— Information supplied —
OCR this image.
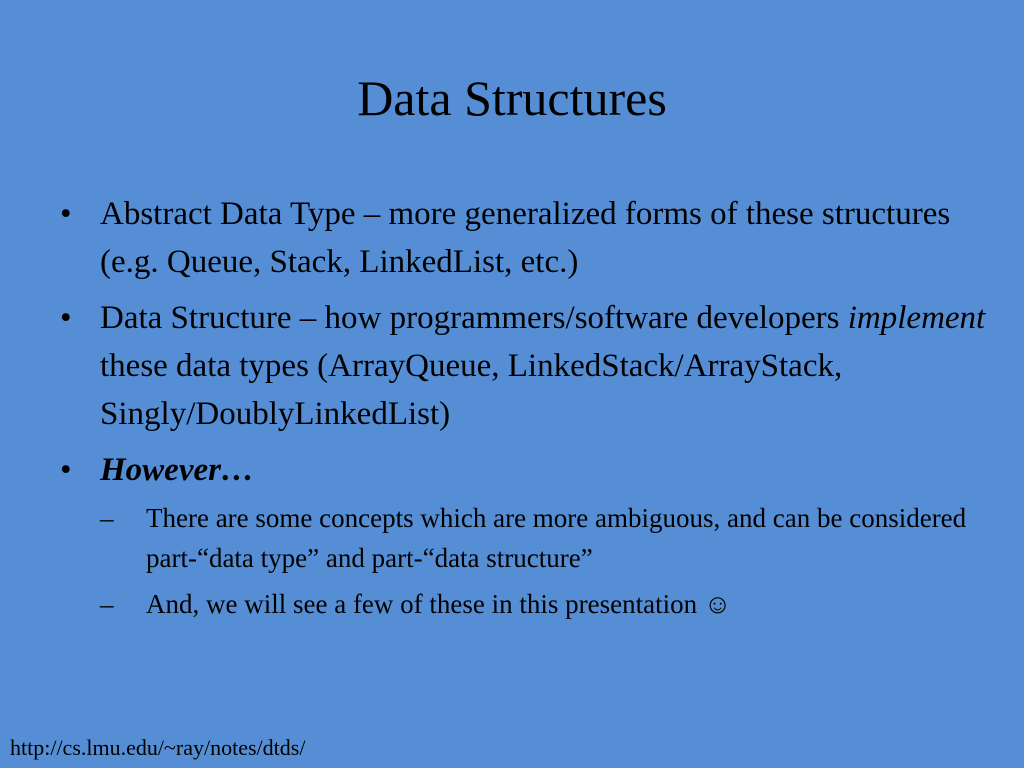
Data Structures
• Abstract Data Type – more generalized forms of these structures (e.g. Queue, Stack, LinkedList, etc.)
• Data Structure – how programmers/software developers implement these data types (ArrayQueue, LinkedStack/ArrayStack, Singly/DoublyLinkedList)
• However…
–	There are some concepts which are more ambiguous, and can be considered part-“data type” and part-“data structure”
–	And, we will see a few of these in this presentation ☺
http://cs.lmu.edu/~ray/notes/dtds/
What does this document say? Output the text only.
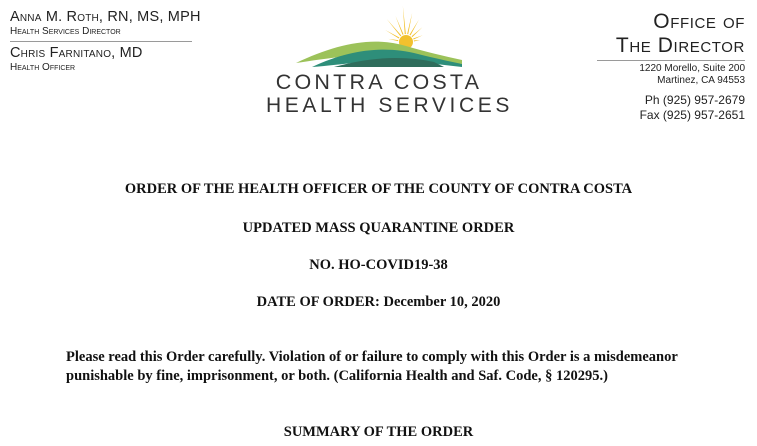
Anna M. Roth, RN, MS, MPH
Health Services Director
Chris Farnitano, MD
Health Officer
CONTRA COSTA
HEALTH SERVICES
Office of
The Director
1220 Morello, Suite 200
Martinez, CA 94553
Ph (925) 957-2679
Fax (925) 957-2651
ORDER OF THE HEALTH OFFICER OF THE COUNTY OF CONTRA COSTA
UPDATED MASS QUARANTINE ORDER
NO. HO-COVID19-38
DATE OF ORDER: December 10, 2020
Please read this Order carefully. Violation of or failure to comply with this Order is a misdemeanor punishable by fine, imprisonment, or both. (California Health and Saf. Code, § 120295.)
SUMMARY OF THE ORDER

— Set problem —
Repeat each entry precisely as it appears. Leave the pictures out.

— The response —
OCR this image.
Data Structures
• Abstract Data Type – more generalized forms of these structures (e.g. Queue, Stack, LinkedList, etc.)
• Data Structure – how programmers/software developers implement these data types (ArrayQueue, LinkedStack/ArrayStack, Singly/DoublyLinkedList)
• However…
–	There are some concepts which are more ambiguous, and can be considered part-“data type” and part-“data structure”
–	And, we will see a few of these in this presentation ☺
http://cs.lmu.edu/~ray/notes/dtds/
What does this document say? Output the text only.
Anna M. Roth, RN, MS, MPH
Health Services Director
Chris Farnitano, MD
Health Officer
CONTRA COSTA
HEALTH SERVICES
Office of
The Director
1220 Morello, Suite 200
Martinez, CA 94553
Ph (925) 957-2679
Fax (925) 957-2651
ORDER OF THE HEALTH OFFICER OF THE COUNTY OF CONTRA COSTA
UPDATED MASS QUARANTINE ORDER
NO. HO-COVID19-38
DATE OF ORDER: December 10, 2020
Please read this Order carefully. Violation of or failure to comply with this Order is a misdemeanor punishable by fine, imprisonment, or both. (California Health and Saf. Code, § 120295.)
SUMMARY OF THE ORDER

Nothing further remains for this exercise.